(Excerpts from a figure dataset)
::::::
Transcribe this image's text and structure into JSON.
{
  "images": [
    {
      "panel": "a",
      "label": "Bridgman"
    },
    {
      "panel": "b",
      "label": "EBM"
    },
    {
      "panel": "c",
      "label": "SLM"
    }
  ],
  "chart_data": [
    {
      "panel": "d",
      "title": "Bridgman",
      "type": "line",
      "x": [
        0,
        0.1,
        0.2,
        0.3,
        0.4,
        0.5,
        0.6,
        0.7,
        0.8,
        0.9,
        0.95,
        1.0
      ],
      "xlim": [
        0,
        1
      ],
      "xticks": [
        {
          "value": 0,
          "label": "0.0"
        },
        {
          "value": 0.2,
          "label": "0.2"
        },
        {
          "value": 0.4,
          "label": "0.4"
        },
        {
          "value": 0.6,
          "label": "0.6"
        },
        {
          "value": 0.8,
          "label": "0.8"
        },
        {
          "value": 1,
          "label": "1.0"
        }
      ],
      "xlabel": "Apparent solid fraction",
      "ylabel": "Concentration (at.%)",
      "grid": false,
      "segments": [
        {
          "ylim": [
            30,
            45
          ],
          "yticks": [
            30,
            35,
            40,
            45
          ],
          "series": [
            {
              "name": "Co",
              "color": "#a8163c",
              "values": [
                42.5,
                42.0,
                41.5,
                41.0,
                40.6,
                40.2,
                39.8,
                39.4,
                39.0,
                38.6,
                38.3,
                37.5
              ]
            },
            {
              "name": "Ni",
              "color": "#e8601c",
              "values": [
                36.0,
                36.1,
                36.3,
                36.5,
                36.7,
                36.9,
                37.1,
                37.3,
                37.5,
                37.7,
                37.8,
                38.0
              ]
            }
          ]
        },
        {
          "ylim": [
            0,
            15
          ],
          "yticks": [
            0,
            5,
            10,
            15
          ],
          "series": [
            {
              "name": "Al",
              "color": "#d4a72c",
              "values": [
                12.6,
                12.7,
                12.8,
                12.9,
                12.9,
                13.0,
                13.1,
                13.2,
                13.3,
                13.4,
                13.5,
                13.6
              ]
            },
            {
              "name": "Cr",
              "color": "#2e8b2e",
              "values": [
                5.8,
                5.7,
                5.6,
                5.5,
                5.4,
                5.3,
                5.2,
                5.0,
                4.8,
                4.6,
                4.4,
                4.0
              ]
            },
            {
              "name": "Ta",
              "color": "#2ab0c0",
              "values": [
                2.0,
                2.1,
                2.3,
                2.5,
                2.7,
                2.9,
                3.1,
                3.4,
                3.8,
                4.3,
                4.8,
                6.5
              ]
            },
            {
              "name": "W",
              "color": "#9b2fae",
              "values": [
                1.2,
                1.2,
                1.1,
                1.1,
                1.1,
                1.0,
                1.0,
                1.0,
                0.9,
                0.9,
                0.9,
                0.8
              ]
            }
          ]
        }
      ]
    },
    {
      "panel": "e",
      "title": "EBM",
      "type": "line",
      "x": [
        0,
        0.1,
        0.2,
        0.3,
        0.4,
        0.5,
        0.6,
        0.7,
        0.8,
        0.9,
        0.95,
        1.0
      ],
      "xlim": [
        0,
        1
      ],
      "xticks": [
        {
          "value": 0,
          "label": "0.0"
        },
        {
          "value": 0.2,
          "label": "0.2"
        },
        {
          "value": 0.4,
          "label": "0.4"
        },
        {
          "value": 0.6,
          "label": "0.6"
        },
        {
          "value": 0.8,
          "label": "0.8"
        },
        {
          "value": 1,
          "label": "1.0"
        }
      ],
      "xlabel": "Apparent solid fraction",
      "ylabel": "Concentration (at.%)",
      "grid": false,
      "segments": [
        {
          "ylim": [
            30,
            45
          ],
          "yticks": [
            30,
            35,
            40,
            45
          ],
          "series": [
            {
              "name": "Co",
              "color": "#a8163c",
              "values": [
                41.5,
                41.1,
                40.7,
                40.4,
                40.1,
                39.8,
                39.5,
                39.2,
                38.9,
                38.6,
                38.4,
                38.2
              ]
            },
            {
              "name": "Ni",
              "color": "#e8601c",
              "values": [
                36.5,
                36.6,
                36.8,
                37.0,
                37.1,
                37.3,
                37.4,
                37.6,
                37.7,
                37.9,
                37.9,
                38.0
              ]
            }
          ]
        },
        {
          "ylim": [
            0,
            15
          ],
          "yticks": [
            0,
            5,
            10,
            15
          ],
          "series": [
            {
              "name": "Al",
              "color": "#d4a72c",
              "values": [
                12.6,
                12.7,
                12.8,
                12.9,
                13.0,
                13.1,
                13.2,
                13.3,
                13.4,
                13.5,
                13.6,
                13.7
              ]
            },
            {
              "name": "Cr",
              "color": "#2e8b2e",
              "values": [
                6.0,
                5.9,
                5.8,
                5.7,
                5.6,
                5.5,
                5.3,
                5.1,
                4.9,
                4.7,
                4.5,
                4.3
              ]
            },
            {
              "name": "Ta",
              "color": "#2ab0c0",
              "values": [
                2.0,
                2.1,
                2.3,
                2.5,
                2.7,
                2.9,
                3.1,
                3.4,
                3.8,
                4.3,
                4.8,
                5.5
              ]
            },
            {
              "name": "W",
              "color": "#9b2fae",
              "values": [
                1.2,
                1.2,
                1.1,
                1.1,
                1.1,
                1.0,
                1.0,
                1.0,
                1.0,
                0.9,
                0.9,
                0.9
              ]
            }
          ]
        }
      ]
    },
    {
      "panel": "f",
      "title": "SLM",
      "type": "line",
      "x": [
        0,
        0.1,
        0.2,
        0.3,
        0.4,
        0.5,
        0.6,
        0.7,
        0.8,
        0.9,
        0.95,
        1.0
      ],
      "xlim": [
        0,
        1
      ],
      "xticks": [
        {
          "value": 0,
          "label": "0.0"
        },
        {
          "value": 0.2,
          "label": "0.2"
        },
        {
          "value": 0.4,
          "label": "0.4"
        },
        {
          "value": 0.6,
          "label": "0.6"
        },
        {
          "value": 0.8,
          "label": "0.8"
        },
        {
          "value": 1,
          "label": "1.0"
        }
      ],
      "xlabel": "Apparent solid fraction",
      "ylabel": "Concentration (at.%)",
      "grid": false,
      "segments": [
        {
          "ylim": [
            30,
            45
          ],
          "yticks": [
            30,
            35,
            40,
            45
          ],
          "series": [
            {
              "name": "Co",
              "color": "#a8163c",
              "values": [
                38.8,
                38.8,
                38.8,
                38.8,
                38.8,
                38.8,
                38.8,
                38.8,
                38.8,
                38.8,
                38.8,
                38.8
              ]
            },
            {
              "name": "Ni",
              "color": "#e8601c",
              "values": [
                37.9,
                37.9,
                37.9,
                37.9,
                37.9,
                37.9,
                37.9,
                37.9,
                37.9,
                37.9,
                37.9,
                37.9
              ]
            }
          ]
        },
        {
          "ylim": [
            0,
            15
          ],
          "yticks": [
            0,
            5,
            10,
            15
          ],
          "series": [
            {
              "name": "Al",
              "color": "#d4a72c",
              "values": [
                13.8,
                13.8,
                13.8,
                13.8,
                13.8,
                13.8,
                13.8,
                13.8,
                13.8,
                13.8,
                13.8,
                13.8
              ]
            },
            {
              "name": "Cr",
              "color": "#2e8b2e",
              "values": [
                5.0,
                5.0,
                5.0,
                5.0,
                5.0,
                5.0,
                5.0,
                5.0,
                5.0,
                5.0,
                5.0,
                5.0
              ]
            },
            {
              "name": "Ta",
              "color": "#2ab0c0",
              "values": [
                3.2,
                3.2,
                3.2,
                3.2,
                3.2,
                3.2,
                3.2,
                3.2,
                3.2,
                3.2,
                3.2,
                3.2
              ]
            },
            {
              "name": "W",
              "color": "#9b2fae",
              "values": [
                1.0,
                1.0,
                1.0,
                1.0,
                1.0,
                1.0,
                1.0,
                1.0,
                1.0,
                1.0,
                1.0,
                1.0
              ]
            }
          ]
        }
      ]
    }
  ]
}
::::::
WHAT THE EXERCISE ASKS: Your task is to collect every line above that contains the word "panel".

PROBLEM SOLUTION:
      "panel": "a",
      "panel": "b",
      "panel": "c",
      "panel": "d",
      "panel": "e",
      "panel": "f",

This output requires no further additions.